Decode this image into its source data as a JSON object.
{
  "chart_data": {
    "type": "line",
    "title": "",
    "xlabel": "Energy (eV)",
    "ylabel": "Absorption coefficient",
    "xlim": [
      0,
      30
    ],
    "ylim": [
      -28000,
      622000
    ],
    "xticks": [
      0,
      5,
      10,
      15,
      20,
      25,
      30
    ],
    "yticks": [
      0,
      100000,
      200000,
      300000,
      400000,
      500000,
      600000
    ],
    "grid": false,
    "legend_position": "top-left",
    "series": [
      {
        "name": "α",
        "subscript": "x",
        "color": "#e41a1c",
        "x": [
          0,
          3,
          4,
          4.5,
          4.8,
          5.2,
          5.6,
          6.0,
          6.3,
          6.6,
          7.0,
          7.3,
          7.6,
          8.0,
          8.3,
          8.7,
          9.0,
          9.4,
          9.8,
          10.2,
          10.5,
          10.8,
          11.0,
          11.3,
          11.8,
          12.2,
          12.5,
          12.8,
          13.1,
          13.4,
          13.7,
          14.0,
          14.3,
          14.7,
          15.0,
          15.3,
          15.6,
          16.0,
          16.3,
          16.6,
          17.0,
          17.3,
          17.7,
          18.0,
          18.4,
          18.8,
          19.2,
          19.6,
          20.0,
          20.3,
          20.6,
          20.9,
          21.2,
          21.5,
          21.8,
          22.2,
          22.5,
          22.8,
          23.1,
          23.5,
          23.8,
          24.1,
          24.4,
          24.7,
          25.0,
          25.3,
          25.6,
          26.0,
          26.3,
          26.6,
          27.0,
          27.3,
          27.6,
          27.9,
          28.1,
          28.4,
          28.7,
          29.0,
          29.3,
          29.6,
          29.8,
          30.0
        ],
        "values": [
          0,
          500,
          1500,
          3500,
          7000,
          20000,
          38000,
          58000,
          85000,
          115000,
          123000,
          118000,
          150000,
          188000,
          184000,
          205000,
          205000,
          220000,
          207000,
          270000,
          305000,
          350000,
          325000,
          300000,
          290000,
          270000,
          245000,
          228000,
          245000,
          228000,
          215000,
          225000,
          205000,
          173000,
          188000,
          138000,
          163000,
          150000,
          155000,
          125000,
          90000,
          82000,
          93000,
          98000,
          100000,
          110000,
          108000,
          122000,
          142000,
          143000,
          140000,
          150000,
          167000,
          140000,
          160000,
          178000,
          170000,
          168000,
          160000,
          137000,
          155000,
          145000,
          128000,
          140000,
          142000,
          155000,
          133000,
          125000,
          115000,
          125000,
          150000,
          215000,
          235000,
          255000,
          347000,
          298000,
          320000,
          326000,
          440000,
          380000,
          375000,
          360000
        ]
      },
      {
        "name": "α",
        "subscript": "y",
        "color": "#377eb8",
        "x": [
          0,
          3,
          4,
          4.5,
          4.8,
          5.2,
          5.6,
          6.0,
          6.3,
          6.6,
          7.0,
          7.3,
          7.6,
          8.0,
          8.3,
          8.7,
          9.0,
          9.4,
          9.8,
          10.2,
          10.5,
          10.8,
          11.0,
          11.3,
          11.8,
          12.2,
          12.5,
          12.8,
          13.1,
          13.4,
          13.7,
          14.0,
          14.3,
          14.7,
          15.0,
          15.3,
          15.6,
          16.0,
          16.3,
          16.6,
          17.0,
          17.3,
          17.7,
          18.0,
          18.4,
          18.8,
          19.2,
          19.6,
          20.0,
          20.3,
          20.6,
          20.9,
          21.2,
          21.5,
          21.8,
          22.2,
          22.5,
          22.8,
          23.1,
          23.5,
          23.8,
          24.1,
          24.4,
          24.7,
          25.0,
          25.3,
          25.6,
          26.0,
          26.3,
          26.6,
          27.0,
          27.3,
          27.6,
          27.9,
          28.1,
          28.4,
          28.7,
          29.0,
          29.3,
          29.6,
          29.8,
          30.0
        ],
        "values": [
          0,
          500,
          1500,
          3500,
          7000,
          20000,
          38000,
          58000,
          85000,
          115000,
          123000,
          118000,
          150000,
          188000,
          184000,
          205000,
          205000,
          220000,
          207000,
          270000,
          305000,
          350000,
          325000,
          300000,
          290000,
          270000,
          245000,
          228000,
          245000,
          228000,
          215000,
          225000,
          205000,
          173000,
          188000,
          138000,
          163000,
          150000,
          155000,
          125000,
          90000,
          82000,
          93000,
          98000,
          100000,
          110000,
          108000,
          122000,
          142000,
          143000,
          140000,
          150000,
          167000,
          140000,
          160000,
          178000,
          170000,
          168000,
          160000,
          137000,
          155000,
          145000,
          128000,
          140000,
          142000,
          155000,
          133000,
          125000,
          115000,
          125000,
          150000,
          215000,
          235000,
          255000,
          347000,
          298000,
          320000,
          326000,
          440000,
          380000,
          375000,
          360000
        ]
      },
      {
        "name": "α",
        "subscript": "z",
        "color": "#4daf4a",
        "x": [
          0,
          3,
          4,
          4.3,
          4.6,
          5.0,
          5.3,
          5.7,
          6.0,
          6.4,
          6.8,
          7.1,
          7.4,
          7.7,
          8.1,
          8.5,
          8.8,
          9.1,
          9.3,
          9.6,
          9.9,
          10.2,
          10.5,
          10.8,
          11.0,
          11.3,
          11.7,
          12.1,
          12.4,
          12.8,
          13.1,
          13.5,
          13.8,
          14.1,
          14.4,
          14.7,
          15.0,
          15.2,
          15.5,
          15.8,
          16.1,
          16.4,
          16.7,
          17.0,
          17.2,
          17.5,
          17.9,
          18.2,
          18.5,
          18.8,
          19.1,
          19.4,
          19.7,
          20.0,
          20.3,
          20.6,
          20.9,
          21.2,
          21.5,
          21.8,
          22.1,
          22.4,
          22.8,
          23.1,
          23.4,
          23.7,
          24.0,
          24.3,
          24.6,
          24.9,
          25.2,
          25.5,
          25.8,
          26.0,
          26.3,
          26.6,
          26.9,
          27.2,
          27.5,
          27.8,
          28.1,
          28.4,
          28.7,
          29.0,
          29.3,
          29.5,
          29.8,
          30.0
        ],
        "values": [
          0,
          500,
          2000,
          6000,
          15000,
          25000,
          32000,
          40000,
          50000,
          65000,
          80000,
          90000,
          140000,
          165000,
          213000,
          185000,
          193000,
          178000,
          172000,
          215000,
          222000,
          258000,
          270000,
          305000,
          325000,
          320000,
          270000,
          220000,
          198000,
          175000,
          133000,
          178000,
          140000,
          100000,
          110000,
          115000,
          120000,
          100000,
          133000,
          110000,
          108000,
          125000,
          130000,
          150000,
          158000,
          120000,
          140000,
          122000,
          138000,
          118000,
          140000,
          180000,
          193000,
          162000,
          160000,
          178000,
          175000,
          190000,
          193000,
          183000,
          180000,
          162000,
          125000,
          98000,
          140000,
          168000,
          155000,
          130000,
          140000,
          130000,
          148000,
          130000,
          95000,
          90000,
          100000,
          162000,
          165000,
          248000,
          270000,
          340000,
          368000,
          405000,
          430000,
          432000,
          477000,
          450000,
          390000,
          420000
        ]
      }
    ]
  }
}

(STATED EXERCISE): Show every line in the records above that contains the word "color".

(RESULT FOR THIS EXERCISE):
        "color": "#e41a1c",
        "color": "#377eb8",
        "color": "#4daf4a",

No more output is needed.